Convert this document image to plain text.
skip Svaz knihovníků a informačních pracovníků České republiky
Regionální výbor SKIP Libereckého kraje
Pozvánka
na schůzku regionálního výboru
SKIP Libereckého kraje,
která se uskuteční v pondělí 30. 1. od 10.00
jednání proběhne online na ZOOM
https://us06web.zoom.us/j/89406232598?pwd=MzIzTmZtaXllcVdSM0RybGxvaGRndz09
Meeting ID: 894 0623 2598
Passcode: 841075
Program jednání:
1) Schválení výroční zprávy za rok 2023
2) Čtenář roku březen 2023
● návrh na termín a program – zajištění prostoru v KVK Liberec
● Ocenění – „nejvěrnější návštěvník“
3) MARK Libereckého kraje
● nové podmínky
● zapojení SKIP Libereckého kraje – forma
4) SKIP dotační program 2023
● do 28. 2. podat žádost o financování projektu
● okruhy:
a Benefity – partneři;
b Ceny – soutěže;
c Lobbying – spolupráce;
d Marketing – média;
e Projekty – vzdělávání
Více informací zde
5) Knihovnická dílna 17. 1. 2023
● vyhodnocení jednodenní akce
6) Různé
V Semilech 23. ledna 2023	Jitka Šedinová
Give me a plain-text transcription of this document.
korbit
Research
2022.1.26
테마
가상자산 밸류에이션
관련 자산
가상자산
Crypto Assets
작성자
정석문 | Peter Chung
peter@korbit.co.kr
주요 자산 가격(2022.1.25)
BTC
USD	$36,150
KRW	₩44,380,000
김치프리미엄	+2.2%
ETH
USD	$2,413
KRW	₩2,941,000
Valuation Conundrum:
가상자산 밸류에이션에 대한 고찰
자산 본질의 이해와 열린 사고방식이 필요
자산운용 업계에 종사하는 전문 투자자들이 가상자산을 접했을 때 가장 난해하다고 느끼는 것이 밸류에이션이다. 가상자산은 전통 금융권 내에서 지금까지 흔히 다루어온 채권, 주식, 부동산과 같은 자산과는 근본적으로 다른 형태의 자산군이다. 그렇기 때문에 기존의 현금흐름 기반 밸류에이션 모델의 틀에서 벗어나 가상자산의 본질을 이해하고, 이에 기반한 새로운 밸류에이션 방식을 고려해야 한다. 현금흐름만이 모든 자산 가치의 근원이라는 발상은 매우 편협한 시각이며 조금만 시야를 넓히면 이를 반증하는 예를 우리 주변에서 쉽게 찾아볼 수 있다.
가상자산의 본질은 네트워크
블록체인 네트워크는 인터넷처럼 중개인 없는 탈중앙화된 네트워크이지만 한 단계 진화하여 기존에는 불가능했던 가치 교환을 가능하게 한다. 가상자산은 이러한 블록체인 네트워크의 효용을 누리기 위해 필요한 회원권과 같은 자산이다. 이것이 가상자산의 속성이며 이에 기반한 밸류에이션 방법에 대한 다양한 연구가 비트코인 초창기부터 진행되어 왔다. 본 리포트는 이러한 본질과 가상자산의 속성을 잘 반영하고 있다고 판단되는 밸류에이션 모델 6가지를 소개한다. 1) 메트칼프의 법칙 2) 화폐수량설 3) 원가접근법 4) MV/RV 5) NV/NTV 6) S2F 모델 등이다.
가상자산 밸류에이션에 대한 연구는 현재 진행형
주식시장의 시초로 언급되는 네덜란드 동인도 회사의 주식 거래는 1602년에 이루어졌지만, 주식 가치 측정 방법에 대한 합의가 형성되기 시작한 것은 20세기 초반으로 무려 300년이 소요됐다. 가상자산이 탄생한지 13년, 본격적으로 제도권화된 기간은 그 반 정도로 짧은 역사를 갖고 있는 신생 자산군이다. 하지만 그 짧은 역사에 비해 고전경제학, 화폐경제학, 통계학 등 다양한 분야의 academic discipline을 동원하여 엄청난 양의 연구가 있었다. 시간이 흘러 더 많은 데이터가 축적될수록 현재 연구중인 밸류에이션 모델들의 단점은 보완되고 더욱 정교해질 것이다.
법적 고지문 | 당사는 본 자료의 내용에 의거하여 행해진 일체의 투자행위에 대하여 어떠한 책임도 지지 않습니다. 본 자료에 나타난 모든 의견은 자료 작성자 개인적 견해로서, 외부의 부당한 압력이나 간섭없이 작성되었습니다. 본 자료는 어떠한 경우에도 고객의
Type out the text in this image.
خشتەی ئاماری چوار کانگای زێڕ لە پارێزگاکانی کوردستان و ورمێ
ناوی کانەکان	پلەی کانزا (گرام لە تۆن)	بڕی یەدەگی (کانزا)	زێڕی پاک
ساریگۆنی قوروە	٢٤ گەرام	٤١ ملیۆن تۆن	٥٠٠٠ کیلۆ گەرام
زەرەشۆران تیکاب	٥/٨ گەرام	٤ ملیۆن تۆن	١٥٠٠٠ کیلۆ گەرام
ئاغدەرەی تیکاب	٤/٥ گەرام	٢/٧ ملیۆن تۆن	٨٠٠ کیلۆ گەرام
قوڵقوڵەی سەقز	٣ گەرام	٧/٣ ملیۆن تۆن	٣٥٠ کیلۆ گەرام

Exercise requirements -
Your task is to extract all of the records exactly.

Exercise solution -
Convert this document image to plain text.
skip Svaz knihovníků a informačních pracovníků České republiky
Regionální výbor SKIP Libereckého kraje
Pozvánka
na schůzku regionálního výboru
SKIP Libereckého kraje,
která se uskuteční v pondělí 30. 1. od 10.00
jednání proběhne online na ZOOM
https://us06web.zoom.us/j/89406232598?pwd=MzIzTmZtaXllcVdSM0RybGxvaGRndz09
Meeting ID: 894 0623 2598
Passcode: 841075
Program jednání:
1) Schválení výroční zprávy za rok 2023
2) Čtenář roku březen 2023
● návrh na termín a program – zajištění prostoru v KVK Liberec
● Ocenění – „nejvěrnější návštěvník“
3) MARK Libereckého kraje
● nové podmínky
● zapojení SKIP Libereckého kraje – forma
4) SKIP dotační program 2023
● do 28. 2. podat žádost o financování projektu
● okruhy:
a Benefity – partneři;
b Ceny – soutěže;
c Lobbying – spolupráce;
d Marketing – média;
e Projekty – vzdělávání
Více informací zde
5) Knihovnická dílna 17. 1. 2023
● vyhodnocení jednodenní akce
6) Různé
V Semilech 23. ledna 2023	Jitka Šedinová
Give me a plain-text transcription of this document.
korbit
Research
2022.1.26
테마
가상자산 밸류에이션
관련 자산
가상자산
Crypto Assets
작성자
정석문 | Peter Chung
peter@korbit.co.kr
주요 자산 가격(2022.1.25)
BTC
USD	$36,150
KRW	₩44,380,000
김치프리미엄	+2.2%
ETH
USD	$2,413
KRW	₩2,941,000
Valuation Conundrum:
가상자산 밸류에이션에 대한 고찰
자산 본질의 이해와 열린 사고방식이 필요
자산운용 업계에 종사하는 전문 투자자들이 가상자산을 접했을 때 가장 난해하다고 느끼는 것이 밸류에이션이다. 가상자산은 전통 금융권 내에서 지금까지 흔히 다루어온 채권, 주식, 부동산과 같은 자산과는 근본적으로 다른 형태의 자산군이다. 그렇기 때문에 기존의 현금흐름 기반 밸류에이션 모델의 틀에서 벗어나 가상자산의 본질을 이해하고, 이에 기반한 새로운 밸류에이션 방식을 고려해야 한다. 현금흐름만이 모든 자산 가치의 근원이라는 발상은 매우 편협한 시각이며 조금만 시야를 넓히면 이를 반증하는 예를 우리 주변에서 쉽게 찾아볼 수 있다.
가상자산의 본질은 네트워크
블록체인 네트워크는 인터넷처럼 중개인 없는 탈중앙화된 네트워크이지만 한 단계 진화하여 기존에는 불가능했던 가치 교환을 가능하게 한다. 가상자산은 이러한 블록체인 네트워크의 효용을 누리기 위해 필요한 회원권과 같은 자산이다. 이것이 가상자산의 속성이며 이에 기반한 밸류에이션 방법에 대한 다양한 연구가 비트코인 초창기부터 진행되어 왔다. 본 리포트는 이러한 본질과 가상자산의 속성을 잘 반영하고 있다고 판단되는 밸류에이션 모델 6가지를 소개한다. 1) 메트칼프의 법칙 2) 화폐수량설 3) 원가접근법 4) MV/RV 5) NV/NTV 6) S2F 모델 등이다.
가상자산 밸류에이션에 대한 연구는 현재 진행형
주식시장의 시초로 언급되는 네덜란드 동인도 회사의 주식 거래는 1602년에 이루어졌지만, 주식 가치 측정 방법에 대한 합의가 형성되기 시작한 것은 20세기 초반으로 무려 300년이 소요됐다. 가상자산이 탄생한지 13년, 본격적으로 제도권화된 기간은 그 반 정도로 짧은 역사를 갖고 있는 신생 자산군이다. 하지만 그 짧은 역사에 비해 고전경제학, 화폐경제학, 통계학 등 다양한 분야의 academic discipline을 동원하여 엄청난 양의 연구가 있었다. 시간이 흘러 더 많은 데이터가 축적될수록 현재 연구중인 밸류에이션 모델들의 단점은 보완되고 더욱 정교해질 것이다.
법적 고지문 | 당사는 본 자료의 내용에 의거하여 행해진 일체의 투자행위에 대하여 어떠한 책임도 지지 않습니다. 본 자료에 나타난 모든 의견은 자료 작성자 개인적 견해로서, 외부의 부당한 압력이나 간섭없이 작성되었습니다. 본 자료는 어떠한 경우에도 고객의
Type out the text in this image.
خشتەی ئاماری چوار کانگای زێڕ لە پارێزگاکانی کوردستان و ورمێ
ناوی کانەکان	پلەی کانزا (گرام لە تۆن)	بڕی یەدەگی (کانزا)	زێڕی پاک
ساریگۆنی قوروە	٢٤ گەرام	٤١ ملیۆن تۆن	٥٠٠٠ کیلۆ گەرام
زەرەشۆران تیکاب	٥/٨ گەرام	٤ ملیۆن تۆن	١٥٠٠٠ کیلۆ گەرام
ئاغدەرەی تیکاب	٤/٥ گەرام	٢/٧ ملیۆن تۆن	٨٠٠ کیلۆ گەرام
قوڵقوڵەی سەقز	٣ گەرام	٧/٣ ملیۆن تۆن	٣٥٠ کیلۆ گەرام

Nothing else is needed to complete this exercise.